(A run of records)
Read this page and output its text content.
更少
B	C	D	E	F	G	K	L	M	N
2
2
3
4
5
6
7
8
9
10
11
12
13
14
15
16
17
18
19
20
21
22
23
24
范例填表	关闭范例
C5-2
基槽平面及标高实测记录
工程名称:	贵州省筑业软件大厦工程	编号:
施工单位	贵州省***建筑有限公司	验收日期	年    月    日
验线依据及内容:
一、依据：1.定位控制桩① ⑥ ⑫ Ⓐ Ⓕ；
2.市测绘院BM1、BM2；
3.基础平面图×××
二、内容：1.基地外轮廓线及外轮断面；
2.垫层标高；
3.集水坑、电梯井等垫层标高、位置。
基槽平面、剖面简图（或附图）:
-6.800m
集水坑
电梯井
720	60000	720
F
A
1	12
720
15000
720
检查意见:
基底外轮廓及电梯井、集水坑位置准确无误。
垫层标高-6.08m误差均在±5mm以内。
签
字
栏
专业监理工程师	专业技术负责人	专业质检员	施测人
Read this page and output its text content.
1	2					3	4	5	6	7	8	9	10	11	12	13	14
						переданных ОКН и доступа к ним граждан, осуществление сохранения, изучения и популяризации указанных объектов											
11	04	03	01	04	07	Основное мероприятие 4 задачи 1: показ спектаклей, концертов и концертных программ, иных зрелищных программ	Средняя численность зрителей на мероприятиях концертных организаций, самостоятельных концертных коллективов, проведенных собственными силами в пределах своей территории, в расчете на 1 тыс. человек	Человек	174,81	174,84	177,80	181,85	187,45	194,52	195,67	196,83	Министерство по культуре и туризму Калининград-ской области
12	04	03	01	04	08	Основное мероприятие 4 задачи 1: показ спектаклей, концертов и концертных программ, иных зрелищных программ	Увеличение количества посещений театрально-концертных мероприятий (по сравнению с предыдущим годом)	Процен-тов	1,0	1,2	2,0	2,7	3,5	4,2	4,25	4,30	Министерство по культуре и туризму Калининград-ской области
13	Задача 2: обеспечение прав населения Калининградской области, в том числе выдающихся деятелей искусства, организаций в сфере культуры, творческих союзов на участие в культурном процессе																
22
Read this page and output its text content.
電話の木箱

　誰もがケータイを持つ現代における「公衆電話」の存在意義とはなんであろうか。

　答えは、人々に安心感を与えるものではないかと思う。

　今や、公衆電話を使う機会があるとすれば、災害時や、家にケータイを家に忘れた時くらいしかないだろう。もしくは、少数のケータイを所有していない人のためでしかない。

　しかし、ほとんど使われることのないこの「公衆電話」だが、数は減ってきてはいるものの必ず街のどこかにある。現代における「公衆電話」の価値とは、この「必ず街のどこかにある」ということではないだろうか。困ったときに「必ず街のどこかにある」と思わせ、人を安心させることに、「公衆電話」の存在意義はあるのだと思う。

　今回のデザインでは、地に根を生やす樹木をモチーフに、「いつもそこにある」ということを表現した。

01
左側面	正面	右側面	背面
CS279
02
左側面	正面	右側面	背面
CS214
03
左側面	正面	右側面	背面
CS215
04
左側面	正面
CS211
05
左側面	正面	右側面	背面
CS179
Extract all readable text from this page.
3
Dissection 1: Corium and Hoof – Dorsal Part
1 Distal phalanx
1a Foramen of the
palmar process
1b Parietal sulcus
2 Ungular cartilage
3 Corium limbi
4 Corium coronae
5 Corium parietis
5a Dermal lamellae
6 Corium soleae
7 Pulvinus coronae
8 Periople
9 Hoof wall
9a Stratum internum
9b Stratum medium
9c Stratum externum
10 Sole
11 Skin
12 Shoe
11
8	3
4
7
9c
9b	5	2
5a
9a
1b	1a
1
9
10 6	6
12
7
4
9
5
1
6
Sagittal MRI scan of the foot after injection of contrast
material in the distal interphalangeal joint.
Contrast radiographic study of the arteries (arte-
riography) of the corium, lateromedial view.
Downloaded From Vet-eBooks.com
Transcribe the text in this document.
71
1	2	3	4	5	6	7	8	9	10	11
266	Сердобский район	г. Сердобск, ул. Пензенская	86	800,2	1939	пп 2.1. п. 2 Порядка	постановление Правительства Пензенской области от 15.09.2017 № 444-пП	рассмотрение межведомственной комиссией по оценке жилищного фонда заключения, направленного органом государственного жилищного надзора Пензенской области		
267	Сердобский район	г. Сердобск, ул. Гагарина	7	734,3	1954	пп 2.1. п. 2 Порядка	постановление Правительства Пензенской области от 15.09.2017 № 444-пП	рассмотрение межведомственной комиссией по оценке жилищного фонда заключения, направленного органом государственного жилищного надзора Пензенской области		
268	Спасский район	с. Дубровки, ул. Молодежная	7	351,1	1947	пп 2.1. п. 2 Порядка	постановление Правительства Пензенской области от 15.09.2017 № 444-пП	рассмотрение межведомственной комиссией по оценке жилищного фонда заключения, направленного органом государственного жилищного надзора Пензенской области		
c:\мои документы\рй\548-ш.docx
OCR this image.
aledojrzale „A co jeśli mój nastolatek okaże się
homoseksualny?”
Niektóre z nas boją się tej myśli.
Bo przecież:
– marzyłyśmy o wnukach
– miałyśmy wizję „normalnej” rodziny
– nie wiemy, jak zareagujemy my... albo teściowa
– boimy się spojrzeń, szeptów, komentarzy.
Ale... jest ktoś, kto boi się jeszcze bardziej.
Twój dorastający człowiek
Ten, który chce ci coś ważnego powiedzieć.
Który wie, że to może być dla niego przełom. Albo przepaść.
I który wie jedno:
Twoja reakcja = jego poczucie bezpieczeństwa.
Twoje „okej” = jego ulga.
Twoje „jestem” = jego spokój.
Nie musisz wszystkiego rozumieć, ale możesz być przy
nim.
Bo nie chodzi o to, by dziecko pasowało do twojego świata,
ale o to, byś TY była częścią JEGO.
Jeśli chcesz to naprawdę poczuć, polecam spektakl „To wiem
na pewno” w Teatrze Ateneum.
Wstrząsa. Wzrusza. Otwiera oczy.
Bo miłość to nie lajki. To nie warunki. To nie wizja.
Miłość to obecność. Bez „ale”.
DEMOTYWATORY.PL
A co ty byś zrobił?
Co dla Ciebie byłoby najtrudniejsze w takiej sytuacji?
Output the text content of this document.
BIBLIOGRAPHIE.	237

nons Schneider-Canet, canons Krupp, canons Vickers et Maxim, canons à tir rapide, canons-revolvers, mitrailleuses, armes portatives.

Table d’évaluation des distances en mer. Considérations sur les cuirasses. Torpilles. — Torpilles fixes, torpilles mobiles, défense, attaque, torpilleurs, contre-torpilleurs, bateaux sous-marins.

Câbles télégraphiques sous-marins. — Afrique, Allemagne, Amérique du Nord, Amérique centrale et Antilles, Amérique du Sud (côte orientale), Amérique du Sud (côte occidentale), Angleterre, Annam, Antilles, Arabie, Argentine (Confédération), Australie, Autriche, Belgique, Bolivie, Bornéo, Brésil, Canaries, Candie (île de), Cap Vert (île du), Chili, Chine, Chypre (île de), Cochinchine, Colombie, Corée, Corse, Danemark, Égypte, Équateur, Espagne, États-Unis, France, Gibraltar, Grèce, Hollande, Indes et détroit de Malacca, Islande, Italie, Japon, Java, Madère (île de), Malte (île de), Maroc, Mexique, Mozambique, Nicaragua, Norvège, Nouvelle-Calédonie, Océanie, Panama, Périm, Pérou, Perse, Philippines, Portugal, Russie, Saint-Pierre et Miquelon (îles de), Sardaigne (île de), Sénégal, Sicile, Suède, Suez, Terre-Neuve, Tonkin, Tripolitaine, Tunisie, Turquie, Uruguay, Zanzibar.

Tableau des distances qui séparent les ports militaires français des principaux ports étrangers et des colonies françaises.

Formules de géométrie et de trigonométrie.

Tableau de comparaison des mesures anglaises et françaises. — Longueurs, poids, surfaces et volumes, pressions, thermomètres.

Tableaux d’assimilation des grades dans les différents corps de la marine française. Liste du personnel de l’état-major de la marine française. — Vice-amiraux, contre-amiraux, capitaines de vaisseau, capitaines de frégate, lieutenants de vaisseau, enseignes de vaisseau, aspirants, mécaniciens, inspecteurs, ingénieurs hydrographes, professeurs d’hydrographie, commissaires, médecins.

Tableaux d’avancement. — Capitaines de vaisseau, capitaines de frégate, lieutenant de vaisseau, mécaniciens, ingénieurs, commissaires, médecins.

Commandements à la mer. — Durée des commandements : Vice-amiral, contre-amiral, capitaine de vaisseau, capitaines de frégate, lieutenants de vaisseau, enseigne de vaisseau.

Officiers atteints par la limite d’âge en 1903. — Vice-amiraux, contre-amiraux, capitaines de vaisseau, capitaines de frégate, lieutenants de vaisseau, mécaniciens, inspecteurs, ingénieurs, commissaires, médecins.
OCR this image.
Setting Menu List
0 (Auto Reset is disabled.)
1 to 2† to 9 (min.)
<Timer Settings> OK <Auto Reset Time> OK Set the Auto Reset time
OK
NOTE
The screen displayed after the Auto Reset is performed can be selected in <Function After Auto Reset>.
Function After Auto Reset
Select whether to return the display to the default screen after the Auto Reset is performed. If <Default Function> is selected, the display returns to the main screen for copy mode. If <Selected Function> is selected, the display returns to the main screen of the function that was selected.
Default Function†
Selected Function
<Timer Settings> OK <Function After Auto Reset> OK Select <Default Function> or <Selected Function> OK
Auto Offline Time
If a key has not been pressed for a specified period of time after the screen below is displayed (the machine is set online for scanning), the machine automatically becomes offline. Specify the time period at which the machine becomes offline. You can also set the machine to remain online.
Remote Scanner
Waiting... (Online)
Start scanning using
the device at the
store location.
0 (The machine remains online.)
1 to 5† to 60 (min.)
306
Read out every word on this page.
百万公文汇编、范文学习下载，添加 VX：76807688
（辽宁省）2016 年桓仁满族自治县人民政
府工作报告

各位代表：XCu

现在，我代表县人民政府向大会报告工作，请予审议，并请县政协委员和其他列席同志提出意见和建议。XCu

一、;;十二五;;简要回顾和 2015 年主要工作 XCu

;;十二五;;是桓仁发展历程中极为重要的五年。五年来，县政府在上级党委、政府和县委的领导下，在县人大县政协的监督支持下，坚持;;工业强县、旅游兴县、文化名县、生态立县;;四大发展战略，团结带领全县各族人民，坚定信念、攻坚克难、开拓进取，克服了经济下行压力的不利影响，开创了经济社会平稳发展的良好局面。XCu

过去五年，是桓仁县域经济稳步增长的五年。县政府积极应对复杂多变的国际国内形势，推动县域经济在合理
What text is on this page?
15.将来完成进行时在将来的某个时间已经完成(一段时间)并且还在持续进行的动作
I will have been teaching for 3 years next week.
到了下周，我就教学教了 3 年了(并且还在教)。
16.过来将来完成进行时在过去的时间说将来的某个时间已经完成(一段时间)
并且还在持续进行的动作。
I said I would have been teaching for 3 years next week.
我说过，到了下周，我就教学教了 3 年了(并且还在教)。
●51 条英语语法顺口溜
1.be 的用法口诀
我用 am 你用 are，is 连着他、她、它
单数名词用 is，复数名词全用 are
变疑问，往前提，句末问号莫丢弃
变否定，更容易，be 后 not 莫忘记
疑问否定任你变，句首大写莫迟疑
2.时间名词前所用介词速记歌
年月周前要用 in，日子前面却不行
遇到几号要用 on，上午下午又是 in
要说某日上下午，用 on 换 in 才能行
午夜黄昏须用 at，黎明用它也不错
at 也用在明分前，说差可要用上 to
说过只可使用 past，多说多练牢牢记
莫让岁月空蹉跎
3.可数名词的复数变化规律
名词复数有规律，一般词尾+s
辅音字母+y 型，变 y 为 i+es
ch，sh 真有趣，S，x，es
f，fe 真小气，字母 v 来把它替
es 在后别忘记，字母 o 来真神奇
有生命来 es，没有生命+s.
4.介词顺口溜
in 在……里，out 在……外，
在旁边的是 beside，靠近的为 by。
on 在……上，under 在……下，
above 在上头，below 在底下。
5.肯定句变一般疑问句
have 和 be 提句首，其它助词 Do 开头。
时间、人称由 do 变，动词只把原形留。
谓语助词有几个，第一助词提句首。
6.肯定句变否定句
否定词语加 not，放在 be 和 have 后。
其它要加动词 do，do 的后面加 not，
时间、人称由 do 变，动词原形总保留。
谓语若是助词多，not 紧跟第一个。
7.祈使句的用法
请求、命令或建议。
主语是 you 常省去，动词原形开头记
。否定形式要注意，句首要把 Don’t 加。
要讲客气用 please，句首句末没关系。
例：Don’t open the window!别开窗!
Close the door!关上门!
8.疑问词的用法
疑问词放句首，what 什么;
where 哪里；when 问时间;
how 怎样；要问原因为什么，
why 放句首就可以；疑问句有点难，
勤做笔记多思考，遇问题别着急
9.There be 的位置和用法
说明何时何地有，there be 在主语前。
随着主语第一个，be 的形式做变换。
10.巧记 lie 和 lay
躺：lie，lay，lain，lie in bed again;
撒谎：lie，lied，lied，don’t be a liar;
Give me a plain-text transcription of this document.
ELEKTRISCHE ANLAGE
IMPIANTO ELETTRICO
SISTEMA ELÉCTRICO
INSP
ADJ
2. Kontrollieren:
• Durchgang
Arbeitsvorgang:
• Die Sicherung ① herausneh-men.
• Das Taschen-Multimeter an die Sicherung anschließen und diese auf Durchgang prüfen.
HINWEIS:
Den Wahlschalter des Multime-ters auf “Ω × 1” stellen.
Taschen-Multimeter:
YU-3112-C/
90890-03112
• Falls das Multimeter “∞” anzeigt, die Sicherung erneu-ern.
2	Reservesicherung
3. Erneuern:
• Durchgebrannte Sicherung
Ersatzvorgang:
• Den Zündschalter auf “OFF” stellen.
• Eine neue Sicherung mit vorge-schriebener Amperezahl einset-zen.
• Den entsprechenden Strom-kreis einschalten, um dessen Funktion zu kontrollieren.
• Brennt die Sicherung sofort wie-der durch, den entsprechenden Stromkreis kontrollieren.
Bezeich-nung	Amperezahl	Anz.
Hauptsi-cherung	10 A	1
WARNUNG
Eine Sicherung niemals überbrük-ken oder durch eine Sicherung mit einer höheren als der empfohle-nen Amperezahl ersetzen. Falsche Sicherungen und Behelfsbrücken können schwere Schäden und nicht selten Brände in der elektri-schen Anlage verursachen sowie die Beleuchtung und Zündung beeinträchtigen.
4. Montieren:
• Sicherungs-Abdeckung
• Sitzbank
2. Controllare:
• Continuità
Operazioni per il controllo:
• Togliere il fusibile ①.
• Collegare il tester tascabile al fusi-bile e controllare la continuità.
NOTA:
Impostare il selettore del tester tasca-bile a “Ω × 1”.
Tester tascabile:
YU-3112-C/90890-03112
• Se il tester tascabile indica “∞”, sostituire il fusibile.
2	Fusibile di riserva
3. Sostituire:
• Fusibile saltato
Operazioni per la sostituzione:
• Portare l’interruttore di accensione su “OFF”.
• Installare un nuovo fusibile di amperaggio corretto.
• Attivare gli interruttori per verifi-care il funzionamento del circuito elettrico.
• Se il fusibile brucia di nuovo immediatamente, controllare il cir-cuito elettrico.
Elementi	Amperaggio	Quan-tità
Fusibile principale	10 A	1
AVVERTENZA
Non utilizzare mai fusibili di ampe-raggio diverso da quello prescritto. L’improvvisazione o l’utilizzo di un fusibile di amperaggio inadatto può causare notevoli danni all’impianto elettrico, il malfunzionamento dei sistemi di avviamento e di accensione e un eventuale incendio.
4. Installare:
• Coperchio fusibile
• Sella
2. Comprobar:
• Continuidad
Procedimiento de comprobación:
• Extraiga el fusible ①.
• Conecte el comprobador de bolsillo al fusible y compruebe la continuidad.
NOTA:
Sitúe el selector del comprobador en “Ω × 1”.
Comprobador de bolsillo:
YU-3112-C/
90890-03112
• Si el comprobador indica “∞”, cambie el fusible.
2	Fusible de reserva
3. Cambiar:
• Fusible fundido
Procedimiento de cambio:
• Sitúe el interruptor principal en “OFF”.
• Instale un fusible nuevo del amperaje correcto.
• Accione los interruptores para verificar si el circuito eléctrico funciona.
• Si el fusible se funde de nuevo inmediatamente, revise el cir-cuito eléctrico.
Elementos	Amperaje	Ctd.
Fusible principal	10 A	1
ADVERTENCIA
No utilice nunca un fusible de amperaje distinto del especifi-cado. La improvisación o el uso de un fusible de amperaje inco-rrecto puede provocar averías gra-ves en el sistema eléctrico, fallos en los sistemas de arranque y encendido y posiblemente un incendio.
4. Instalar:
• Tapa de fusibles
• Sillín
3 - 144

> _Exercise aim_
Count every line in the preceding entries where the string "document" appears, then state only the total.

> _Output below_
3